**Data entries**

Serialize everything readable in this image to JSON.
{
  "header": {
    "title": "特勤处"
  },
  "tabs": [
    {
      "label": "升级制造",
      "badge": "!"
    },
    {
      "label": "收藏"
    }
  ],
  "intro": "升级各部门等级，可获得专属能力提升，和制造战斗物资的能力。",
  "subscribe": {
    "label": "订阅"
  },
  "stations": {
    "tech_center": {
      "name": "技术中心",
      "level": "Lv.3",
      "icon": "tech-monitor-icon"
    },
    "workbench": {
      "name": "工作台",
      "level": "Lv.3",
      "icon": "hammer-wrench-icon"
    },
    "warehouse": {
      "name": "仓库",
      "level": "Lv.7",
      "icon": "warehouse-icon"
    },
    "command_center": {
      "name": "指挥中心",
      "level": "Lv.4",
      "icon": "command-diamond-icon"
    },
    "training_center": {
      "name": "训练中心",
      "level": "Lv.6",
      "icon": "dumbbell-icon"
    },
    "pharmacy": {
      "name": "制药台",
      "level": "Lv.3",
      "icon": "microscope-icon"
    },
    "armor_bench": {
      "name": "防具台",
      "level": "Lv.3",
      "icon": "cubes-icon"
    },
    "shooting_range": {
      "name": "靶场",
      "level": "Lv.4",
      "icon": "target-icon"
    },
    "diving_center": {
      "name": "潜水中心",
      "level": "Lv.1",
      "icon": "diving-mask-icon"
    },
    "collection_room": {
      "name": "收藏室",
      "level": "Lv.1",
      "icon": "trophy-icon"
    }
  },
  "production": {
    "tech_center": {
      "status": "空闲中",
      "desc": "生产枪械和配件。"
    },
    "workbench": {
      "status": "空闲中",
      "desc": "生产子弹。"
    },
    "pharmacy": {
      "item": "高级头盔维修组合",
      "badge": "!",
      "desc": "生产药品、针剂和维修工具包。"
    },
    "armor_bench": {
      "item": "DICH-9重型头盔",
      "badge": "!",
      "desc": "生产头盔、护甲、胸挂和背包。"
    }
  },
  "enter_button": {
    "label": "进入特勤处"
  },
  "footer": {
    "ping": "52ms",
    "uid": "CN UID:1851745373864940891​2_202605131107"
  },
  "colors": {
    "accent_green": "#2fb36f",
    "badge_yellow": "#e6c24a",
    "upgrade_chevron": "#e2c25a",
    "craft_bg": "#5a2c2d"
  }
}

**Given problem**
Give only the number of lines in the data that hold the string "desc".

**Full response**
4